[Stored entries]
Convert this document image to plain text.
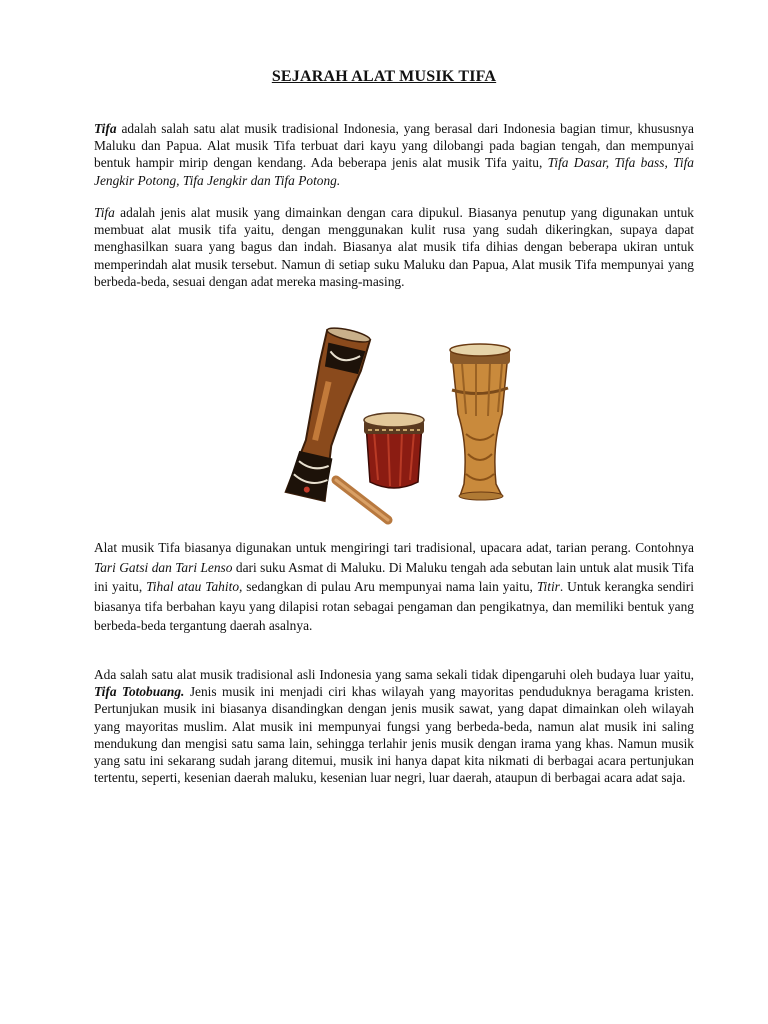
SEJARAH ALAT MUSIK TIFA

Tifa adalah salah satu alat musik tradisional Indonesia, yang berasal dari Indonesia bagian timur, khususnya Maluku dan Papua. Alat musik Tifa terbuat dari kayu yang dilobangi pada bagian tengah, dan mempunyai bentuk hampir mirip dengan kendang. Ada beberapa jenis alat musik Tifa yaitu, Tifa Dasar, Tifa bass, Tifa Jengkir Potong, Tifa Jengkir dan Tifa Potong.

Tifa adalah jenis alat musik yang dimainkan dengan cara dipukul. Biasanya penutup yang digunakan untuk membuat alat musik tifa yaitu, dengan menggunakan kulit rusa yang sudah dikeringkan, supaya dapat menghasilkan suara yang bagus dan indah. Biasanya alat musik tifa dihias dengan beberapa ukiran untuk memperindah alat musik tersebut. Namun di setiap suku Maluku dan Papua, Alat musik Tifa mempunyai yang berbeda-beda, sesuai dengan adat mereka masing-masing.

Alat musik Tifa biasanya digunakan untuk mengiringi tari tradisional, upacara adat, tarian perang. Contohnya Tari Gatsi dan Tari Lenso dari suku Asmat di Maluku. Di Maluku tengah ada sebutan lain untuk alat musik Tifa ini yaitu, Tihal atau Tahito, sedangkan di pulau Aru mempunyai nama lain yaitu, Titir. Untuk kerangka sendiri biasanya tifa berbahan kayu yang dilapisi rotan sebagai pengaman dan pengikatnya, dan memiliki bentuk yang berbeda-beda tergantung daerah asalnya.

Ada salah satu alat musik tradisional asli Indonesia yang sama sekali tidak dipengaruhi oleh budaya luar yaitu, Tifa Totobuang. Jenis musik ini menjadi ciri khas wilayah yang mayoritas penduduknya beragama kristen. Pertunjukan musik ini biasanya disandingkan dengan jenis musik sawat, yang dapat dimainkan oleh wilayah yang mayoritas muslim. Alat musik ini mempunyai fungsi yang berbeda-beda, namun alat musik ini saling mendukung dan mengisi satu sama lain, sehingga terlahir jenis musik dengan irama yang khas. Namun musik yang satu ini sekarang sudah jarang ditemui, musik ini hanya dapat kita nikmati di berbagai acara pertunjukan tertentu, seperti, kesenian daerah maluku, kesenian luar negri, luar daerah, ataupun di berbagai acara adat saja.
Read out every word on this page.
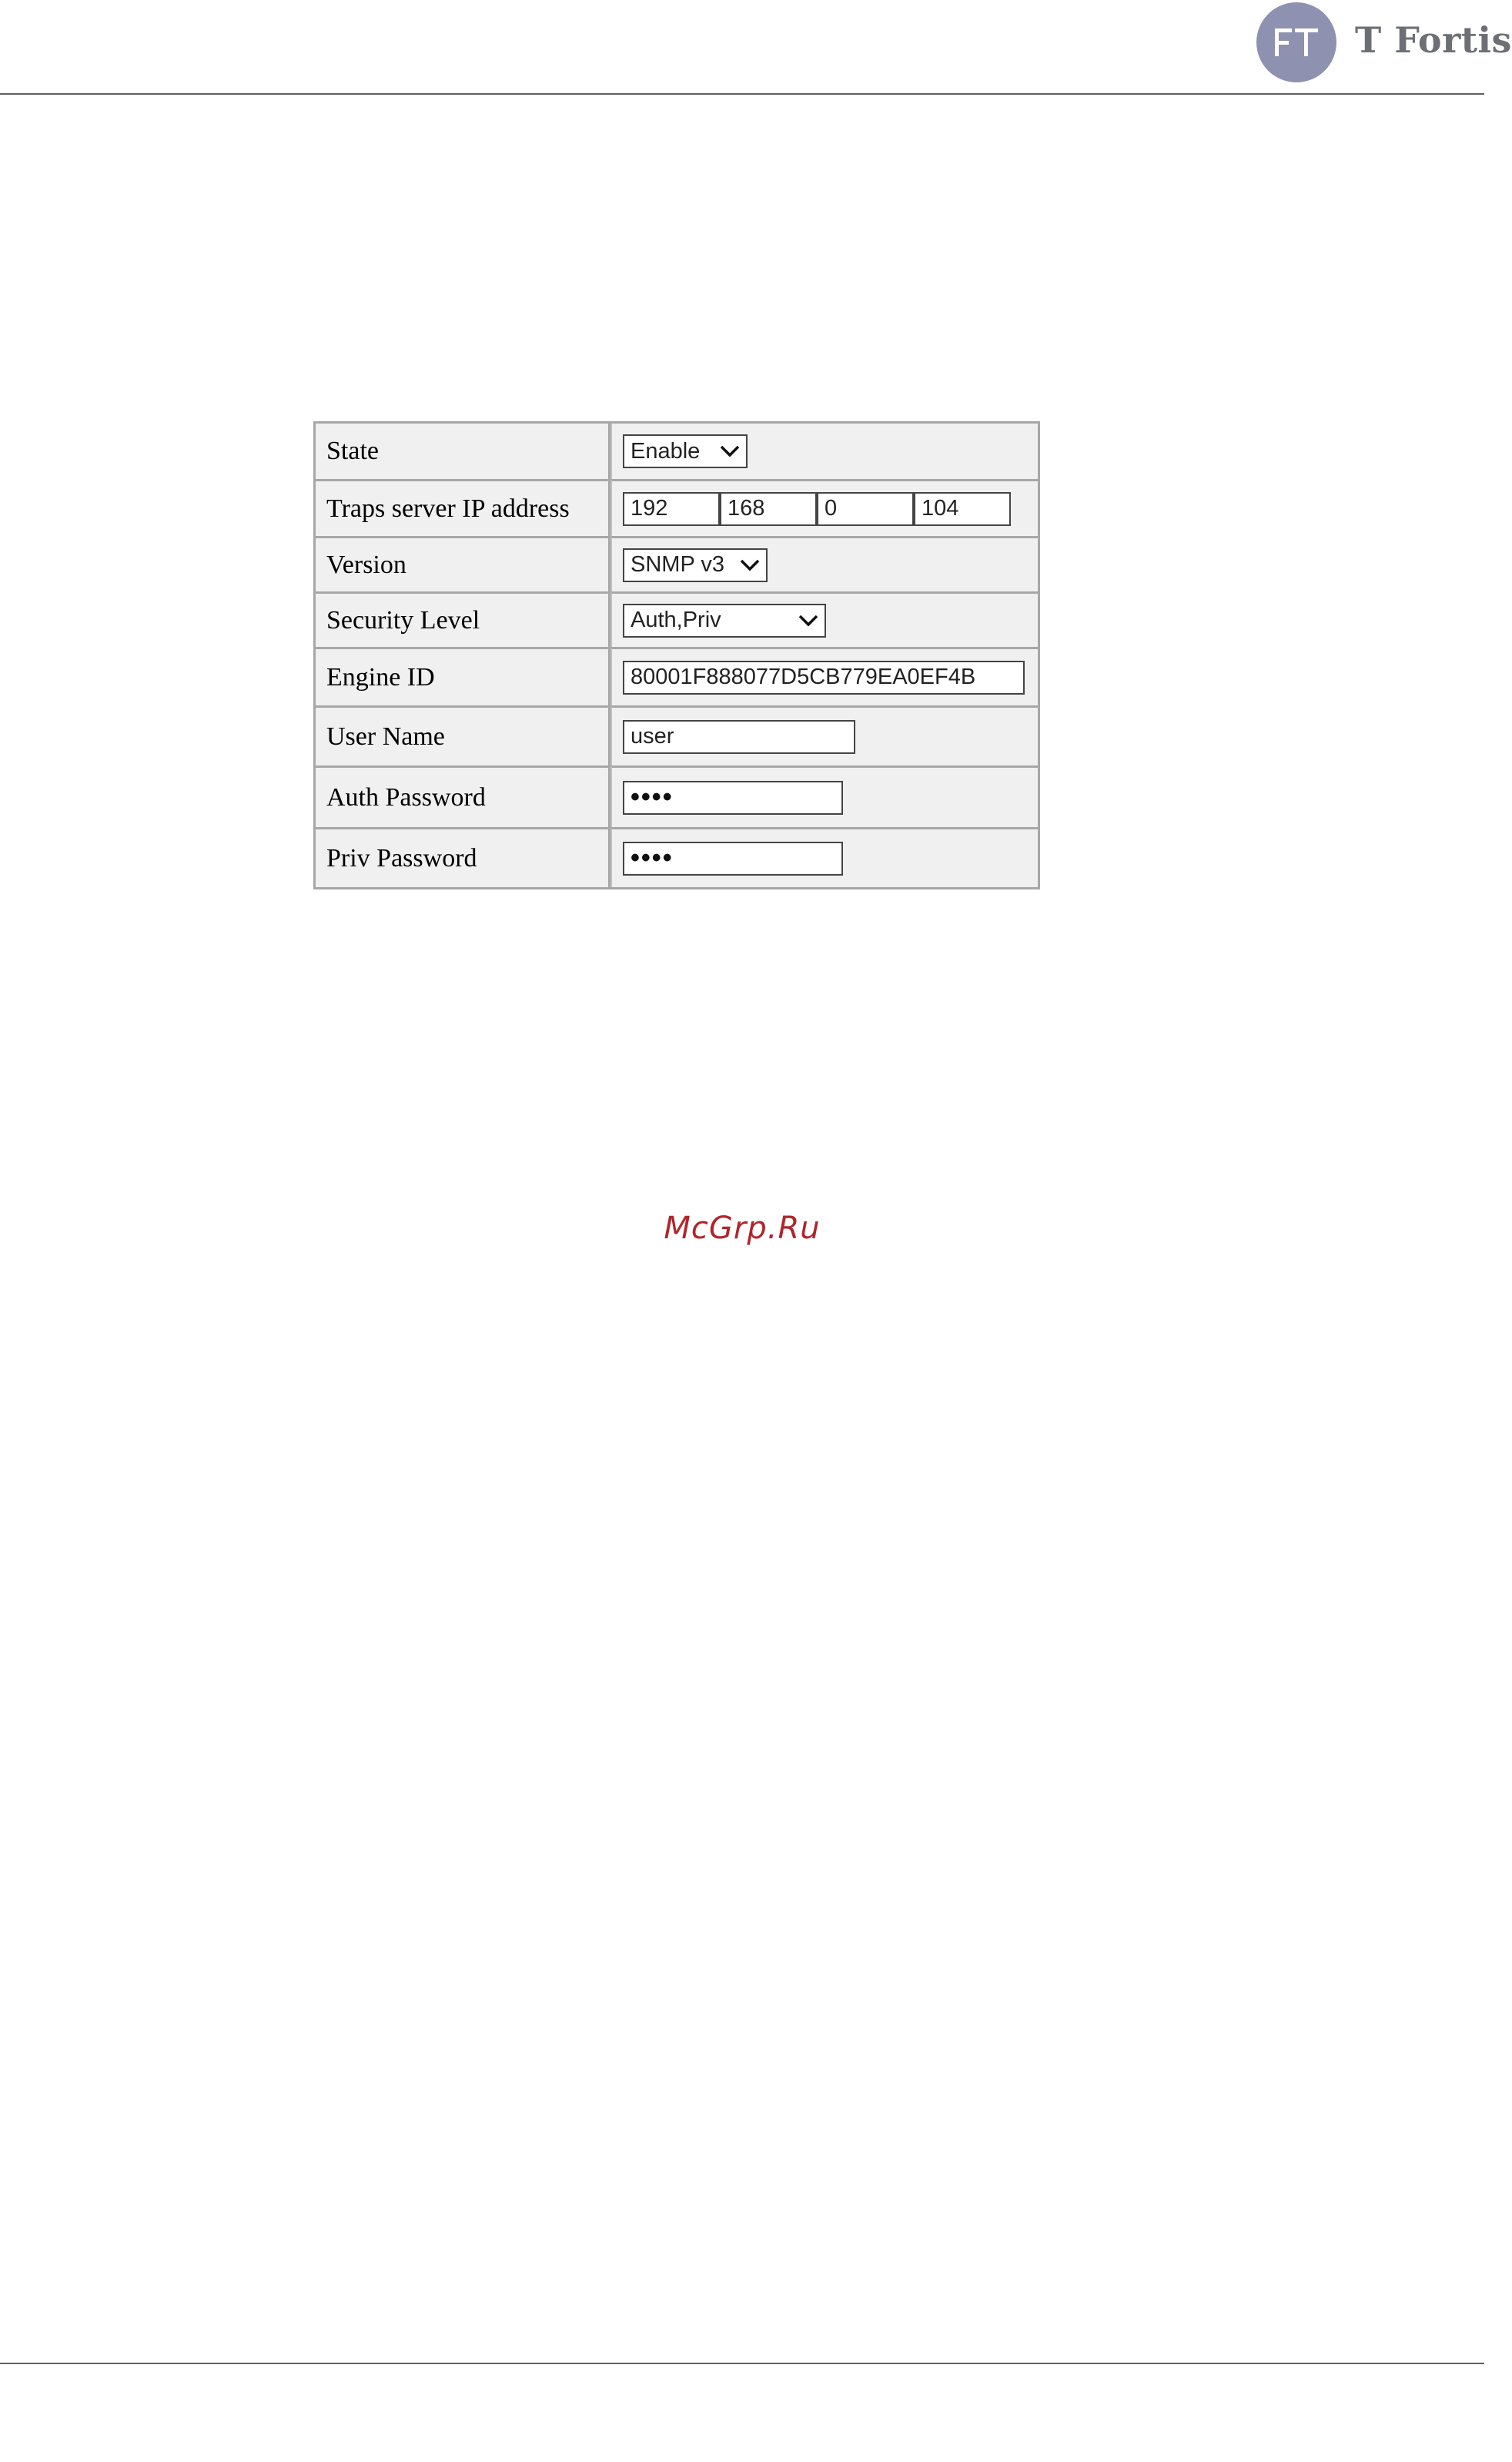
T Fortis
State	Enable

Traps server IP address	192 168 0 104

Version	SNMP v3

Security Level	Auth,Priv

Engine ID	80001F888077D5CB779EA0EF4B
User Name	user
Auth Password	••••
Priv Password	••••
McGrp.Ru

### [The request]
Reproduce the records, all of them, word for word; omit the pictures.

### [Task solution]
Convert this document image to plain text.
SEJARAH ALAT MUSIK TIFA

Tifa adalah salah satu alat musik tradisional Indonesia, yang berasal dari Indonesia bagian timur, khususnya Maluku dan Papua. Alat musik Tifa terbuat dari kayu yang dilobangi pada bagian tengah, dan mempunyai bentuk hampir mirip dengan kendang. Ada beberapa jenis alat musik Tifa yaitu, Tifa Dasar, Tifa bass, Tifa Jengkir Potong, Tifa Jengkir dan Tifa Potong.

Tifa adalah jenis alat musik yang dimainkan dengan cara dipukul. Biasanya penutup yang digunakan untuk membuat alat musik tifa yaitu, dengan menggunakan kulit rusa yang sudah dikeringkan, supaya dapat menghasilkan suara yang bagus dan indah. Biasanya alat musik tifa dihias dengan beberapa ukiran untuk memperindah alat musik tersebut. Namun di setiap suku Maluku dan Papua, Alat musik Tifa mempunyai yang berbeda-beda, sesuai dengan adat mereka masing-masing.

Alat musik Tifa biasanya digunakan untuk mengiringi tari tradisional, upacara adat, tarian perang. Contohnya Tari Gatsi dan Tari Lenso dari suku Asmat di Maluku. Di Maluku tengah ada sebutan lain untuk alat musik Tifa ini yaitu, Tihal atau Tahito, sedangkan di pulau Aru mempunyai nama lain yaitu, Titir. Untuk kerangka sendiri biasanya tifa berbahan kayu yang dilapisi rotan sebagai pengaman dan pengikatnya, dan memiliki bentuk yang berbeda-beda tergantung daerah asalnya.

Ada salah satu alat musik tradisional asli Indonesia yang sama sekali tidak dipengaruhi oleh budaya luar yaitu, Tifa Totobuang. Jenis musik ini menjadi ciri khas wilayah yang mayoritas penduduknya beragama kristen. Pertunjukan musik ini biasanya disandingkan dengan jenis musik sawat, yang dapat dimainkan oleh wilayah yang mayoritas muslim. Alat musik ini mempunyai fungsi yang berbeda-beda, namun alat musik ini saling mendukung dan mengisi satu sama lain, sehingga terlahir jenis musik dengan irama yang khas. Namun musik yang satu ini sekarang sudah jarang ditemui, musik ini hanya dapat kita nikmati di berbagai acara pertunjukan tertentu, seperti, kesenian daerah maluku, kesenian luar negri, luar daerah, ataupun di berbagai acara adat saja.
Read out every word on this page.
T Fortis
State	Enable

Traps server IP address	192 168 0 104

Version	SNMP v3

Security Level	Auth,Priv

Engine ID	80001F888077D5CB779EA0EF4B
User Name	user
Auth Password	••••
Priv Password	••••
McGrp.Ru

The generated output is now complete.